> _Exercise aim_:
Look through the records that follow. Copy every line containing the word "icon".

> _Extracted entries_:
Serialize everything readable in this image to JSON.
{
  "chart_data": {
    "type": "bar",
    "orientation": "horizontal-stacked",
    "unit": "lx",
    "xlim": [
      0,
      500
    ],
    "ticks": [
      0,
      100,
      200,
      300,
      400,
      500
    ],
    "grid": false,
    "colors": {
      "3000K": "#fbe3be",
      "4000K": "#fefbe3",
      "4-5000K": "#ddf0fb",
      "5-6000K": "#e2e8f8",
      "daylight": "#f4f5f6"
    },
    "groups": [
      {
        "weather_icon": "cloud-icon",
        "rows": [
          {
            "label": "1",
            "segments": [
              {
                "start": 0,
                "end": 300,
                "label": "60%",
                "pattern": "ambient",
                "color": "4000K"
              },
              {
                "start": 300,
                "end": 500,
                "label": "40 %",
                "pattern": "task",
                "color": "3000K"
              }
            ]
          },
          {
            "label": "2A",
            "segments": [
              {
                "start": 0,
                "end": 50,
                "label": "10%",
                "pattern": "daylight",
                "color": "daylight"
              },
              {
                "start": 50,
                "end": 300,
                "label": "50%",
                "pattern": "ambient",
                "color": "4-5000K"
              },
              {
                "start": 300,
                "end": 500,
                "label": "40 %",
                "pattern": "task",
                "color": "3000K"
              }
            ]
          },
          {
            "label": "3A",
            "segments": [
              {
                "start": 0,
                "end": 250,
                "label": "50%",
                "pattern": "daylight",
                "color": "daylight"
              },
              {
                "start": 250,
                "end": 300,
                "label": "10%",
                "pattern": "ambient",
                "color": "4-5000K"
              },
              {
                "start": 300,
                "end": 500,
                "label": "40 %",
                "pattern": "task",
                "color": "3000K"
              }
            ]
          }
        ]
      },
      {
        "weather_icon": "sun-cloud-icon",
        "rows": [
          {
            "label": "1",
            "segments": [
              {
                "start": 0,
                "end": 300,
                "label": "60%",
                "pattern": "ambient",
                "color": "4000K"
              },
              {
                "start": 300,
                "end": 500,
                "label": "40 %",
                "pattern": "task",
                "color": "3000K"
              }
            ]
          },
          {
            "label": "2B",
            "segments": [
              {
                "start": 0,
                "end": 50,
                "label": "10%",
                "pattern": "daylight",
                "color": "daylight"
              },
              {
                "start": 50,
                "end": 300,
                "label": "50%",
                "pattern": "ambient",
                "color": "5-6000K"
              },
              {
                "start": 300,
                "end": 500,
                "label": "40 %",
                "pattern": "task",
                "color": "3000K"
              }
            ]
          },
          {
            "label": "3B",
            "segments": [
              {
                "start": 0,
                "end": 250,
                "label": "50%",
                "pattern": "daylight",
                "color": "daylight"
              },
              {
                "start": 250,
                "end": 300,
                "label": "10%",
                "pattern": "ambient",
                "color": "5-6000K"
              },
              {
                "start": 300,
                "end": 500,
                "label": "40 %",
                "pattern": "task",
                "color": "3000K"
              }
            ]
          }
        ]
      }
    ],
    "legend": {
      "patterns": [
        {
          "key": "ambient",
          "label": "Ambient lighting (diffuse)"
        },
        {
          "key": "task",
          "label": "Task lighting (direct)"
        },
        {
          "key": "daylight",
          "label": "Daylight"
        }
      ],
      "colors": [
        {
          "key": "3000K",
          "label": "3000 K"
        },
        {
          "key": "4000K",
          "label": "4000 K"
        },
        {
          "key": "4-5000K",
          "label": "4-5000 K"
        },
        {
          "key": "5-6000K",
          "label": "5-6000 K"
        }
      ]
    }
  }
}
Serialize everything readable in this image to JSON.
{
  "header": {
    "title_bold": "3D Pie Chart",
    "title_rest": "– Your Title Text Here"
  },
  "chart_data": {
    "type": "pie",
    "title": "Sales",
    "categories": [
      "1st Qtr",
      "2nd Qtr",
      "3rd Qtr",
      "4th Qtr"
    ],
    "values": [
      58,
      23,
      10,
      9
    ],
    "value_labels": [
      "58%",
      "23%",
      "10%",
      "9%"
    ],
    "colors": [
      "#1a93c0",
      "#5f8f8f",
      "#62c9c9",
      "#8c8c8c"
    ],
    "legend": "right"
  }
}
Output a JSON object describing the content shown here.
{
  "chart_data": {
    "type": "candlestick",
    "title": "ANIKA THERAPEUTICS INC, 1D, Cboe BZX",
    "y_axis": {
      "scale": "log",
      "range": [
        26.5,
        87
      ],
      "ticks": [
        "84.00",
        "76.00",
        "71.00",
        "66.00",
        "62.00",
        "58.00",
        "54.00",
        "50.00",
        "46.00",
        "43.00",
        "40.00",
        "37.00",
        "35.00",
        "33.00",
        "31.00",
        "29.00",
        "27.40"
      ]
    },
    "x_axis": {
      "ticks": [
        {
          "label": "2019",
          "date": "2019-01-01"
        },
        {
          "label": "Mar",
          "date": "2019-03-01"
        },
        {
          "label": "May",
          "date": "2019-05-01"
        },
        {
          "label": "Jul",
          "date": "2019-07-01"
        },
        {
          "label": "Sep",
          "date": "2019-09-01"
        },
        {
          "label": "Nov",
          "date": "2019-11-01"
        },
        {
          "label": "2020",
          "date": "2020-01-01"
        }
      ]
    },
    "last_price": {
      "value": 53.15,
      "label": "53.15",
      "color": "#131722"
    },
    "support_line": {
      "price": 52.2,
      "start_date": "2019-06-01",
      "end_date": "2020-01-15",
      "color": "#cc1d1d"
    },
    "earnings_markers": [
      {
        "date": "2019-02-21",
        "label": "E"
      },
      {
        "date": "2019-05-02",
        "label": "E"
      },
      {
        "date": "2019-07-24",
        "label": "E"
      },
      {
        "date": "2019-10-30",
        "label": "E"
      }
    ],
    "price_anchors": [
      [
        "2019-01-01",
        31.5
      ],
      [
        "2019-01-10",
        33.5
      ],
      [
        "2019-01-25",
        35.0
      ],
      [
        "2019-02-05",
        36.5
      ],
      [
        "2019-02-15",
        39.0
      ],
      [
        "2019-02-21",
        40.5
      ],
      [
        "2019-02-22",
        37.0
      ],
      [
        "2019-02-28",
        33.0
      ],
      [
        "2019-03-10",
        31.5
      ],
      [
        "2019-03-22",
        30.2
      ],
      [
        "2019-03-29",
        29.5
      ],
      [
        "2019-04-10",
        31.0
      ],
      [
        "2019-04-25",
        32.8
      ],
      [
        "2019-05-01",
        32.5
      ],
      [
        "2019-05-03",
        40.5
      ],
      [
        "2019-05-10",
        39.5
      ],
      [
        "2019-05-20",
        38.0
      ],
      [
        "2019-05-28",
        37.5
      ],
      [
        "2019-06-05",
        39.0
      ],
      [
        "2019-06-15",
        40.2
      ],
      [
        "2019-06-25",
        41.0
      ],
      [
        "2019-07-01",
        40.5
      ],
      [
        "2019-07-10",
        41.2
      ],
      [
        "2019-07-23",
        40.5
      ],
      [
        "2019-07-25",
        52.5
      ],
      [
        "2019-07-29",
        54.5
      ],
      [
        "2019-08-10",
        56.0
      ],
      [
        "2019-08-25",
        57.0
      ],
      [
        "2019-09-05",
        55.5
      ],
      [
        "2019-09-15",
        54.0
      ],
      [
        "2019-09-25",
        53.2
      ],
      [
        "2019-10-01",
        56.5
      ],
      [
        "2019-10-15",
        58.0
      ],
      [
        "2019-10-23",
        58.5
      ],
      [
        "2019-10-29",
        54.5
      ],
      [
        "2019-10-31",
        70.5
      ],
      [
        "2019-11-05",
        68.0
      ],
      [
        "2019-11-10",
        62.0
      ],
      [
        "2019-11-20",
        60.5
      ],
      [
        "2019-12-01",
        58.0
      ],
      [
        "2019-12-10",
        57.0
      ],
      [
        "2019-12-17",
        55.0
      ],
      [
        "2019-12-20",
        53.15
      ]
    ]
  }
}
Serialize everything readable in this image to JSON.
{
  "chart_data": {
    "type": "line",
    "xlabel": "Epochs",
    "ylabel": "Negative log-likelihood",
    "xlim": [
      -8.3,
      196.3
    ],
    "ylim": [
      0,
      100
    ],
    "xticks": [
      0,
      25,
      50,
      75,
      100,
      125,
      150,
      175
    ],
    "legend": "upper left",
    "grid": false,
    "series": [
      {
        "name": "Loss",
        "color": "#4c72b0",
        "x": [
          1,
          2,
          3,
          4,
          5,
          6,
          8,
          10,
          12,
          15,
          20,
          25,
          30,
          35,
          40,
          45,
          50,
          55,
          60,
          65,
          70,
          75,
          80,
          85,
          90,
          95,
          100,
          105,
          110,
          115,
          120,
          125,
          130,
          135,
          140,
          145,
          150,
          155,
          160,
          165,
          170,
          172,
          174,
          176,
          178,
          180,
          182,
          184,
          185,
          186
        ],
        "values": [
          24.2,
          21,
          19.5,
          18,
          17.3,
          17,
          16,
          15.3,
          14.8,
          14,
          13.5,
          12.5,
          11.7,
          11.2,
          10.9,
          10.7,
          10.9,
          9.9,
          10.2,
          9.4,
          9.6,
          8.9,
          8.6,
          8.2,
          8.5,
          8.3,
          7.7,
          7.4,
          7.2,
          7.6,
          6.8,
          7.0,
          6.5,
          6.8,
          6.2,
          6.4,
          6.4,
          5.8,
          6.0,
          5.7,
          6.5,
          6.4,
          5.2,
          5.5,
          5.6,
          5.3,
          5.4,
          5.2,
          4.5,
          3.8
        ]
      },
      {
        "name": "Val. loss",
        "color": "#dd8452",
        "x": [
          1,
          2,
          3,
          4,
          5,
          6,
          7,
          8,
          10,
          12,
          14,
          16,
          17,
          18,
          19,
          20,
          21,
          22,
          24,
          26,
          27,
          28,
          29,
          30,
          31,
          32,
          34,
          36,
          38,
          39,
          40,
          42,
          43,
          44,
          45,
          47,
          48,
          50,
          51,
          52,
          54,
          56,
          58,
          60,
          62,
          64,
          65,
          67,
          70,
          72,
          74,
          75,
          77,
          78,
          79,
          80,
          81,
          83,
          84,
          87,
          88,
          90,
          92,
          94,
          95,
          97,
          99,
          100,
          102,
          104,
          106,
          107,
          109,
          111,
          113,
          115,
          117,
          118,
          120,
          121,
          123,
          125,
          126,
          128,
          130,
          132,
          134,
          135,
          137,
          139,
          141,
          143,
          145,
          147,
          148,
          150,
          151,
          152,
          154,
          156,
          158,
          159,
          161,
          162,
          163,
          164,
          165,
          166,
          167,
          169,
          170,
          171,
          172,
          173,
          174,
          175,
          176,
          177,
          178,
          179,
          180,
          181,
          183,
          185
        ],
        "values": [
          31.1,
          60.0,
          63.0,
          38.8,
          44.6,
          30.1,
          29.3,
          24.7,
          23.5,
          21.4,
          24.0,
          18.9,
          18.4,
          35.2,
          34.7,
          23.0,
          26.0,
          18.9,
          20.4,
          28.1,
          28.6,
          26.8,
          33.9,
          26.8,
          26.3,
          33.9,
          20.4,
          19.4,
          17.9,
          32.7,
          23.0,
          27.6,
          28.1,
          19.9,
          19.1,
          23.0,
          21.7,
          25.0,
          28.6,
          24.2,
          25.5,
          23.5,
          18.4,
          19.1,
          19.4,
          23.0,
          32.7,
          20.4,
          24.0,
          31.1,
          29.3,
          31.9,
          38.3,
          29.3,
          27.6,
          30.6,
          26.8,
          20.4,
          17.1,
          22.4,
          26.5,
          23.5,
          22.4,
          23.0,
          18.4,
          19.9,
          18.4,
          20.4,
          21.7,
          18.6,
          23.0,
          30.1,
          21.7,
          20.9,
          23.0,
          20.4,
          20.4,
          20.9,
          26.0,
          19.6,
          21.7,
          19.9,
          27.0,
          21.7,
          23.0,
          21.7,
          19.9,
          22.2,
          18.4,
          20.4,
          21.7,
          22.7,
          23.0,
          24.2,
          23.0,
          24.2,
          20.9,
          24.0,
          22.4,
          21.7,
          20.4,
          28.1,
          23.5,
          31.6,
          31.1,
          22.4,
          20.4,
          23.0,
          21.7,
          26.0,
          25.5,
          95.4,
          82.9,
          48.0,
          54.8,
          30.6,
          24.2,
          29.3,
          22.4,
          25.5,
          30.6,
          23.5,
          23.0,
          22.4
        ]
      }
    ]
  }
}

> _Task result_:
        "weather_icon": "cloud-icon",
        "weather_icon": "sun-cloud-icon",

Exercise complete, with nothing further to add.